### Exercise goal
Copy every entry exactly.

◇ ◇ ◇

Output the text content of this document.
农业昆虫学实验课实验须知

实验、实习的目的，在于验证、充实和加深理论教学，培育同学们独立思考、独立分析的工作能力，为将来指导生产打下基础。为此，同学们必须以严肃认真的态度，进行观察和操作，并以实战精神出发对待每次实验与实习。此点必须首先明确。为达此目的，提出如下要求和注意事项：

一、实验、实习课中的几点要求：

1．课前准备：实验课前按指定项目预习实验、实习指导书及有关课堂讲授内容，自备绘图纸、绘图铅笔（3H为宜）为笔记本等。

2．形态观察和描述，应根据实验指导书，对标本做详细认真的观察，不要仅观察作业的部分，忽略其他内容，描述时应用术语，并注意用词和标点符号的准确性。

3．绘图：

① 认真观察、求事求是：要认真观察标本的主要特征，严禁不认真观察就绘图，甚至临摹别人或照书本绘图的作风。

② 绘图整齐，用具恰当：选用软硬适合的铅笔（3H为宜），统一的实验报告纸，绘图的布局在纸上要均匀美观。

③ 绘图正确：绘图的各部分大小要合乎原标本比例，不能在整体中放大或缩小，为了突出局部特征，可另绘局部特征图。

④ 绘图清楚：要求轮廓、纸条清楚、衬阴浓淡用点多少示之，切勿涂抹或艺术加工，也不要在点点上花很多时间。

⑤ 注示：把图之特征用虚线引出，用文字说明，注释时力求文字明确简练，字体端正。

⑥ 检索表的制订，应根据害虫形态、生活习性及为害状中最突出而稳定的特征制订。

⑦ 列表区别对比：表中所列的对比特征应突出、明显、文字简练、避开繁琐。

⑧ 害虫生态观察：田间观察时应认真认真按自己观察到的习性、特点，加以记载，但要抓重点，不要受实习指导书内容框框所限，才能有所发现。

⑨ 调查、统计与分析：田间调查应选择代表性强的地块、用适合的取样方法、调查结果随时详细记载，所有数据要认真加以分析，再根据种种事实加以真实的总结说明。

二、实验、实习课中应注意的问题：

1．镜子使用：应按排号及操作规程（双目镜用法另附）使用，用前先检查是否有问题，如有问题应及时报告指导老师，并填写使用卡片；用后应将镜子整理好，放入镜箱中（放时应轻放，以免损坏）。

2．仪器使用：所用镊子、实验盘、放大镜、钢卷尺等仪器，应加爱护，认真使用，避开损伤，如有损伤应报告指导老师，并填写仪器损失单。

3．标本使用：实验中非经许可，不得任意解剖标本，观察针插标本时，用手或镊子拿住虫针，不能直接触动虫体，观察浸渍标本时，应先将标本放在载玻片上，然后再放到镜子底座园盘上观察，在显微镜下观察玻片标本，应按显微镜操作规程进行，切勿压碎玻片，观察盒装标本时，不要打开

◇ ◇ ◇

### Expected answer
Output the text content of this document.
农业昆虫学实验课实验须知

实验、实习的目的，在于验证、充实和加深理论教学，培育同学们独立思考、独立分析的工作能力，为将来指导生产打下基础。为此，同学们必须以严肃认真的态度，进行观察和操作，并以实战精神出发对待每次实验与实习。此点必须首先明确。为达此目的，提出如下要求和注意事项：

一、实验、实习课中的几点要求：

1．课前准备：实验课前按指定项目预习实验、实习指导书及有关课堂讲授内容，自备绘图纸、绘图铅笔（3H为宜）为笔记本等。

2．形态观察和描述，应根据实验指导书，对标本做详细认真的观察，不要仅观察作业的部分，忽略其他内容，描述时应用术语，并注意用词和标点符号的准确性。

3．绘图：

① 认真观察、求事求是：要认真观察标本的主要特征，严禁不认真观察就绘图，甚至临摹别人或照书本绘图的作风。

② 绘图整齐，用具恰当：选用软硬适合的铅笔（3H为宜），统一的实验报告纸，绘图的布局在纸上要均匀美观。

③ 绘图正确：绘图的各部分大小要合乎原标本比例，不能在整体中放大或缩小，为了突出局部特征，可另绘局部特征图。

④ 绘图清楚：要求轮廓、纸条清楚、衬阴浓淡用点多少示之，切勿涂抹或艺术加工，也不要在点点上花很多时间。

⑤ 注示：把图之特征用虚线引出，用文字说明，注释时力求文字明确简练，字体端正。

⑥ 检索表的制订，应根据害虫形态、生活习性及为害状中最突出而稳定的特征制订。

⑦ 列表区别对比：表中所列的对比特征应突出、明显、文字简练、避开繁琐。

⑧ 害虫生态观察：田间观察时应认真认真按自己观察到的习性、特点，加以记载，但要抓重点，不要受实习指导书内容框框所限，才能有所发现。

⑨ 调查、统计与分析：田间调查应选择代表性强的地块、用适合的取样方法、调查结果随时详细记载，所有数据要认真加以分析，再根据种种事实加以真实的总结说明。

二、实验、实习课中应注意的问题：

1．镜子使用：应按排号及操作规程（双目镜用法另附）使用，用前先检查是否有问题，如有问题应及时报告指导老师，并填写使用卡片；用后应将镜子整理好，放入镜箱中（放时应轻放，以免损坏）。

2．仪器使用：所用镊子、实验盘、放大镜、钢卷尺等仪器，应加爱护，认真使用，避开损伤，如有损伤应报告指导老师，并填写仪器损失单。

3．标本使用：实验中非经许可，不得任意解剖标本，观察针插标本时，用手或镊子拿住虫针，不能直接触动虫体，观察浸渍标本时，应先将标本放在载玻片上，然后再放到镜子底座园盘上观察，在显微镜下观察玻片标本，应按显微镜操作规程进行，切勿压碎玻片，观察盒装标本时，不要打开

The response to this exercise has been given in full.